[Data items]
• • • • • • •

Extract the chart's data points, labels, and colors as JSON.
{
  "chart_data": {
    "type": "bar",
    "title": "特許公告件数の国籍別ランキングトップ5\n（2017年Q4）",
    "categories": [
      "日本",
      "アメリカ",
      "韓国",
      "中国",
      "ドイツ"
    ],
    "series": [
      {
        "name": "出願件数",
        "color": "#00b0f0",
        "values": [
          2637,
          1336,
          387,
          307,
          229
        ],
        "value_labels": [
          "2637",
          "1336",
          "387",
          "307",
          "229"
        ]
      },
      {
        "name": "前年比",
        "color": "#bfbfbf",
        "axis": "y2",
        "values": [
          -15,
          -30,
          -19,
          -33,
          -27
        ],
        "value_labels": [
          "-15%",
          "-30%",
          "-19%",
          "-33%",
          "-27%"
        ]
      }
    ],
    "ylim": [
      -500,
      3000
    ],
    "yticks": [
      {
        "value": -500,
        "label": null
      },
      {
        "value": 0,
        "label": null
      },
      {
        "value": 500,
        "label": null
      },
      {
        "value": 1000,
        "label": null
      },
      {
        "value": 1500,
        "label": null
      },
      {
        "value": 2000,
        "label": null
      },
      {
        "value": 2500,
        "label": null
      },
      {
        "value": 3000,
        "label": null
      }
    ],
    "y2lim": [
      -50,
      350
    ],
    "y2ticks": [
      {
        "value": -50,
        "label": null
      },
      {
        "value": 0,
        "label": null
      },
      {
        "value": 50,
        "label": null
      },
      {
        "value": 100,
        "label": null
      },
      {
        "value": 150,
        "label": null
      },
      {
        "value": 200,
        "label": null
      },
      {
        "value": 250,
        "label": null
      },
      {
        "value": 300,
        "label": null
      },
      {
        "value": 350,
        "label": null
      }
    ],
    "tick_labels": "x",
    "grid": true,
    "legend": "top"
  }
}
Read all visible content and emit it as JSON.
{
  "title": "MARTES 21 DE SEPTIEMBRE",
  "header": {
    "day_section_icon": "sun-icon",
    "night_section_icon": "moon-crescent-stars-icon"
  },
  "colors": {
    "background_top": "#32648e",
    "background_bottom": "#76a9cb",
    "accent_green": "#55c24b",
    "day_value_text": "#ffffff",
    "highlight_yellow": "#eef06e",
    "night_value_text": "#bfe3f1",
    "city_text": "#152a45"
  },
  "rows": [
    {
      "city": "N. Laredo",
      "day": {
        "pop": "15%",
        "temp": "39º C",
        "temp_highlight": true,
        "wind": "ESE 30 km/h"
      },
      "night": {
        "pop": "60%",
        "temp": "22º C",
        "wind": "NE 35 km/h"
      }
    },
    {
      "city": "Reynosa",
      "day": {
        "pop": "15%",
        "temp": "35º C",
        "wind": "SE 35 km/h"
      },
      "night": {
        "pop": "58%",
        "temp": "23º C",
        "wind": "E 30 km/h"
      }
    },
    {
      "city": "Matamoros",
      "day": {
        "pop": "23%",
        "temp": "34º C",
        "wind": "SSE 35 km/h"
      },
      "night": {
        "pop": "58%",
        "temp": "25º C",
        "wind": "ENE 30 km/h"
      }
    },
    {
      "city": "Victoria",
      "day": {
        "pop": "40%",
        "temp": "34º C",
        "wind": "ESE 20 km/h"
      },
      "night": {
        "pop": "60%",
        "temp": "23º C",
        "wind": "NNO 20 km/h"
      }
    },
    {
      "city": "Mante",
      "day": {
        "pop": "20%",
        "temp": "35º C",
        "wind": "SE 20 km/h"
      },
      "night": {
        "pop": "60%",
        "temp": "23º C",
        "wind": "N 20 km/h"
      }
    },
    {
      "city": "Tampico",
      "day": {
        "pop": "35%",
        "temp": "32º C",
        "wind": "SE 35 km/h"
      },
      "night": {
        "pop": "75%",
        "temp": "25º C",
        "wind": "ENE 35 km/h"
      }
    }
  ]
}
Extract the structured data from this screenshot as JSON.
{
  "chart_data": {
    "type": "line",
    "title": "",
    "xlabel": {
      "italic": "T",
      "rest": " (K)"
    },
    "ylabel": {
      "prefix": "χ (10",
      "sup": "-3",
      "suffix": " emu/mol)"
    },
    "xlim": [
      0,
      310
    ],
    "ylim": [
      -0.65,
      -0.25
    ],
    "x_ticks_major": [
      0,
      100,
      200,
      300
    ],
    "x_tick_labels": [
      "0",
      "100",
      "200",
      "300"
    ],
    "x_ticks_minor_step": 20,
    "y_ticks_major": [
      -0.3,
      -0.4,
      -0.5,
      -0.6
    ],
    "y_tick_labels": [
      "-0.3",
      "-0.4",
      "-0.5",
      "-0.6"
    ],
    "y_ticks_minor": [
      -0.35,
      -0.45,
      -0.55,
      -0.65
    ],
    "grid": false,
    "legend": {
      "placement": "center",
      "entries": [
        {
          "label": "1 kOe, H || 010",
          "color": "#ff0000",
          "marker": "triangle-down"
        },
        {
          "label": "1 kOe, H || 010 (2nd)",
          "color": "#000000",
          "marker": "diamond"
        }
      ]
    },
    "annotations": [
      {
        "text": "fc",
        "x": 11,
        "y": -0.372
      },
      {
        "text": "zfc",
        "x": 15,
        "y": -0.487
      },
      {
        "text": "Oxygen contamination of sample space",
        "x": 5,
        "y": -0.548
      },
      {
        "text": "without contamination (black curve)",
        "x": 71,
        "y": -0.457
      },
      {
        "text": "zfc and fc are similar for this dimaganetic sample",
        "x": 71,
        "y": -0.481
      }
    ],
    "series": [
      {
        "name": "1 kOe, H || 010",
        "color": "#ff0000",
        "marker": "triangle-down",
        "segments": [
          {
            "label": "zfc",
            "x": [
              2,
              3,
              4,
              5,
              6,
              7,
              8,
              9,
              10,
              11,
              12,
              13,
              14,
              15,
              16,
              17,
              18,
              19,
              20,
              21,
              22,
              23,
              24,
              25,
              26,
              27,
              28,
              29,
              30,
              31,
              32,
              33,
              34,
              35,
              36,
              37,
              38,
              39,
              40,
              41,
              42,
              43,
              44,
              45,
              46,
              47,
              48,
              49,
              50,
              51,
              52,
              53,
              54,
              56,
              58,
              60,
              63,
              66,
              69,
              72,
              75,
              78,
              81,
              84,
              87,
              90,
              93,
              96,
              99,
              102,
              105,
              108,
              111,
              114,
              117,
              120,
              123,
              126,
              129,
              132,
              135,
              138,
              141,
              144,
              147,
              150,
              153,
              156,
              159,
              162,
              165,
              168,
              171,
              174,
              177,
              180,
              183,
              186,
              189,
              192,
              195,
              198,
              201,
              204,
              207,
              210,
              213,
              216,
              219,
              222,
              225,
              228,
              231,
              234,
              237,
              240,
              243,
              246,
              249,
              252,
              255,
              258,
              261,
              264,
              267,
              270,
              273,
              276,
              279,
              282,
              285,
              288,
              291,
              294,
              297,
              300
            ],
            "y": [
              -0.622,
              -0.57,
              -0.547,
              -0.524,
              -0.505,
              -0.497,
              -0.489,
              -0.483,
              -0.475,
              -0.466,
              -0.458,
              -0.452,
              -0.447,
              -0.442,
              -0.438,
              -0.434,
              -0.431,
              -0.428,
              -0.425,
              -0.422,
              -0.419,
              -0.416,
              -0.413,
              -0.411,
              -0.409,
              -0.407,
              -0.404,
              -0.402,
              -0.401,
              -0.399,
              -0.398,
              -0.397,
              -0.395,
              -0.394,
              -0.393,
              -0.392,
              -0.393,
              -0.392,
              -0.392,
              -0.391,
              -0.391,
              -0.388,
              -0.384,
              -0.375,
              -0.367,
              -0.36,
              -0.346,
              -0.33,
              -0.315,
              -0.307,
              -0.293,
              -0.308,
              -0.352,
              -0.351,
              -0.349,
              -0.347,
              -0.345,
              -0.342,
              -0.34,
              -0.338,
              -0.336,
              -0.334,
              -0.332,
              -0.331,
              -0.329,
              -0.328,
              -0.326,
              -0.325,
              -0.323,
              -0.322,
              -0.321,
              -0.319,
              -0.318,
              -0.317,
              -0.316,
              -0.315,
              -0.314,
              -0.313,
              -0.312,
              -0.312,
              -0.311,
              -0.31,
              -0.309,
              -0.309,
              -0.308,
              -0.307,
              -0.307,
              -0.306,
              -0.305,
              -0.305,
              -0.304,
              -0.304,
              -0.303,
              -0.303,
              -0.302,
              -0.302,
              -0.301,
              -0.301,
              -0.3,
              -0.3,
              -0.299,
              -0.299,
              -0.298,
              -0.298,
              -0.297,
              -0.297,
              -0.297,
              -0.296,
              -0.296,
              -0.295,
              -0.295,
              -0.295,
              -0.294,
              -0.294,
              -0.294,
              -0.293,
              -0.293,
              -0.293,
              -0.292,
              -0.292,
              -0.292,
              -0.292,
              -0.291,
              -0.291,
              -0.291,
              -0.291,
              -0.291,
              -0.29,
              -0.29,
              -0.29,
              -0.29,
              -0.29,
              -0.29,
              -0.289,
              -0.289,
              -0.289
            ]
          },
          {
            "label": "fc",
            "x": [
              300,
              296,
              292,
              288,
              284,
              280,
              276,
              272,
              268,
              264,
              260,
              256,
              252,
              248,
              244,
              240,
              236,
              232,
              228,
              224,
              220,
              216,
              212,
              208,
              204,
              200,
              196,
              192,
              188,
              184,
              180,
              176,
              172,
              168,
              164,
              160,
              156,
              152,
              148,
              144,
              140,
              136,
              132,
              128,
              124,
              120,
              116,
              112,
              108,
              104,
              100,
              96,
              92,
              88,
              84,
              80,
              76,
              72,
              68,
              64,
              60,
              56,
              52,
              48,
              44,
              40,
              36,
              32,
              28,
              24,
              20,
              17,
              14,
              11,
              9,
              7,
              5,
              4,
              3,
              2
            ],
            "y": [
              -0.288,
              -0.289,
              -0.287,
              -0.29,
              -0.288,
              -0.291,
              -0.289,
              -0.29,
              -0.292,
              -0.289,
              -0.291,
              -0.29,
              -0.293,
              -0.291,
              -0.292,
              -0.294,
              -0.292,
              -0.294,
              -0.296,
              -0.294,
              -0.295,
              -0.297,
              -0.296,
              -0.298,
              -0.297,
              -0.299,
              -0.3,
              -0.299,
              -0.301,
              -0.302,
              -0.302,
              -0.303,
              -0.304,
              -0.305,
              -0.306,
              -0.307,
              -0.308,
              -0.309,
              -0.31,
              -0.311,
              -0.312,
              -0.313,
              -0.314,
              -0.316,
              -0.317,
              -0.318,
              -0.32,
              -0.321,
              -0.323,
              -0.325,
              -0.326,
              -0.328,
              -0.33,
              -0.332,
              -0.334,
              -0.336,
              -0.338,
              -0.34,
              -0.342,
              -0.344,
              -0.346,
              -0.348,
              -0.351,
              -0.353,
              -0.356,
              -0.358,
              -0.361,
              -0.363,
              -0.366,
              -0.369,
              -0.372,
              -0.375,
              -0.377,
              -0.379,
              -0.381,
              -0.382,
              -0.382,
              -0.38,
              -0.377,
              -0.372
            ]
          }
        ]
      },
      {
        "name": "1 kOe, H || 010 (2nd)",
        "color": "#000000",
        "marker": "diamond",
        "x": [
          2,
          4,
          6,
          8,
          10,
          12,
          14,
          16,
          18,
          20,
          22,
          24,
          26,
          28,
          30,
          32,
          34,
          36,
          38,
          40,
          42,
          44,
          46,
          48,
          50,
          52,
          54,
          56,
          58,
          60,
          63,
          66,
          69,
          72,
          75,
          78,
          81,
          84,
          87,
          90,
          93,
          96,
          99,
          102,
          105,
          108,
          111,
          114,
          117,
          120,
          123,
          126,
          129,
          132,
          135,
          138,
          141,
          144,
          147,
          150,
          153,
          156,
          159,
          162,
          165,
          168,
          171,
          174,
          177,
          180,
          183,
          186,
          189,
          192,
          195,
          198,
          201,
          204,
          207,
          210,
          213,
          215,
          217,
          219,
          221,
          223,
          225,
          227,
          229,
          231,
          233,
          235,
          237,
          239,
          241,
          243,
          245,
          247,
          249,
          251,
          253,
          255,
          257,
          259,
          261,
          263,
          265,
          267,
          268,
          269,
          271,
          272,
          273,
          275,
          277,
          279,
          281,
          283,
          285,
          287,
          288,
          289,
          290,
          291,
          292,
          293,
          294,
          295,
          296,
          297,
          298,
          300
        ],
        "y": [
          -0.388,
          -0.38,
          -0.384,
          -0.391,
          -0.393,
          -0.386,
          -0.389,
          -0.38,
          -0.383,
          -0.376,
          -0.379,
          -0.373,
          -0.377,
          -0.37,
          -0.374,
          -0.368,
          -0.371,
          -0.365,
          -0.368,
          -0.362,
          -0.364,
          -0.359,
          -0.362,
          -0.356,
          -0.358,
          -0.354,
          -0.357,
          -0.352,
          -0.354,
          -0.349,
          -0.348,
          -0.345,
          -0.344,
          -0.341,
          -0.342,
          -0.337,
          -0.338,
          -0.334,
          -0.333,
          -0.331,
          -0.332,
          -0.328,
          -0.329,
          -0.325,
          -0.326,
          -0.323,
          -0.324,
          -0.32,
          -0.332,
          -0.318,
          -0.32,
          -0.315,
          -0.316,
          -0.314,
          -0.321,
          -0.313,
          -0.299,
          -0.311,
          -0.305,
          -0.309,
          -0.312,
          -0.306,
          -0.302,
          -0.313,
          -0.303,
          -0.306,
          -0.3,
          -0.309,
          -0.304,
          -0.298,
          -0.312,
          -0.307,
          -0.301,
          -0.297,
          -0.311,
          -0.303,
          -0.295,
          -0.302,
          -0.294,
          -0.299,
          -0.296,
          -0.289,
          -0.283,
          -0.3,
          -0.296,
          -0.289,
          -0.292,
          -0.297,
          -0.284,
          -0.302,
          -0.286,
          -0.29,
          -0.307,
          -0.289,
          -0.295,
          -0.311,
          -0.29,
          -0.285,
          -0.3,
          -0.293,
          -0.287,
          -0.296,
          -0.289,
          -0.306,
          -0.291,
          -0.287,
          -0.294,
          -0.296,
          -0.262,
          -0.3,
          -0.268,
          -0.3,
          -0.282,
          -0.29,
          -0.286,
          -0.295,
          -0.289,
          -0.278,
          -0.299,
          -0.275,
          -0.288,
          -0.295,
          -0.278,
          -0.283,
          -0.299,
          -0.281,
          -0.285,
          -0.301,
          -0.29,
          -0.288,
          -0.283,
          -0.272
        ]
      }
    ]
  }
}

• • • • • • •

Copy every line in the entries above that has the string "contamination" in it.

### Final result
        "text": "Oxygen contamination of sample space",
        "text": "without contamination (black curve)",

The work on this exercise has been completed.